▸ **To do**
Rewrite the items below, changing each "Neutre" to "Neutral" and keeping everything else the same.

▸ **Supplied material**
----

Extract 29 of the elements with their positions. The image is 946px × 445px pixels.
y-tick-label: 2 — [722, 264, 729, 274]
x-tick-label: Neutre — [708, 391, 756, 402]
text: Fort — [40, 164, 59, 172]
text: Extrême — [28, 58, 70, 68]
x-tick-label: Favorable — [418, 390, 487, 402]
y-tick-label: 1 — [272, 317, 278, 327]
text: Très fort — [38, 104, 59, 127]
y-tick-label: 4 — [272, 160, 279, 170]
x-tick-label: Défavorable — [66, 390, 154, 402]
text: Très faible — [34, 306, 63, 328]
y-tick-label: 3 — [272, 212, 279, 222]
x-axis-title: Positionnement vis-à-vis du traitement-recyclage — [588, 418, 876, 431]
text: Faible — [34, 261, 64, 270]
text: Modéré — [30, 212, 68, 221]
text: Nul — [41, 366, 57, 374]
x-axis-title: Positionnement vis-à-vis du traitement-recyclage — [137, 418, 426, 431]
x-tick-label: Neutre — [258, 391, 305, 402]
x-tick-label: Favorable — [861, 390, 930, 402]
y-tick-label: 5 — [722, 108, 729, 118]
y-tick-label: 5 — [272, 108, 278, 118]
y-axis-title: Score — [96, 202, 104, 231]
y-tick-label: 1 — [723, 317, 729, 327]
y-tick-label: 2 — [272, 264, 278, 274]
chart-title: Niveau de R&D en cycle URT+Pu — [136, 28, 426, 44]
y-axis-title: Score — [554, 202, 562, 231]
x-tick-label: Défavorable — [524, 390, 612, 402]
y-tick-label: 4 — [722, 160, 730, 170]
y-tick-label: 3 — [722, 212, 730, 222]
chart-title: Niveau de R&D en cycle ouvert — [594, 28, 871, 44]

----

▸ **Result for this exercise**
Extract 29 of the elements with their positions. The image is 946px × 445px pixels.
y-tick-label: 2 — [722, 264, 729, 274]
x-tick-label: Neutral — [708, 391, 756, 402]
text: Fort — [40, 164, 59, 172]
text: Extrême — [28, 58, 70, 68]
x-tick-label: Favorable — [418, 390, 487, 402]
y-tick-label: 1 — [272, 317, 278, 327]
text: Très fort — [38, 104, 59, 127]
y-tick-label: 4 — [272, 160, 279, 170]
x-tick-label: Défavorable — [66, 390, 154, 402]
text: Très faible — [34, 306, 63, 328]
y-tick-label: 3 — [272, 212, 279, 222]
x-axis-title: Positionnement vis-à-vis du traitement-recyclage — [588, 418, 876, 431]
text: Faible — [34, 261, 64, 270]
text: Modéré — [30, 212, 68, 221]
text: Nul — [41, 366, 57, 374]
x-axis-title: Positionnement vis-à-vis du traitement-recyclage — [137, 418, 426, 431]
x-tick-label: Neutral — [258, 391, 305, 402]
x-tick-label: Favorable — [861, 390, 930, 402]
y-tick-label: 5 — [722, 108, 729, 118]
y-tick-label: 5 — [272, 108, 278, 118]
y-axis-title: Score — [96, 202, 104, 231]
y-tick-label: 1 — [723, 317, 729, 327]
y-tick-label: 2 — [272, 264, 278, 274]
chart-title: Niveau de R&D en cycle URT+Pu — [136, 28, 426, 44]
y-axis-title: Score — [554, 202, 562, 231]
x-tick-label: Défavorable — [524, 390, 612, 402]
y-tick-label: 4 — [722, 160, 730, 170]
y-tick-label: 3 — [722, 212, 730, 222]
chart-title: Niveau de R&D en cycle ouvert — [594, 28, 871, 44]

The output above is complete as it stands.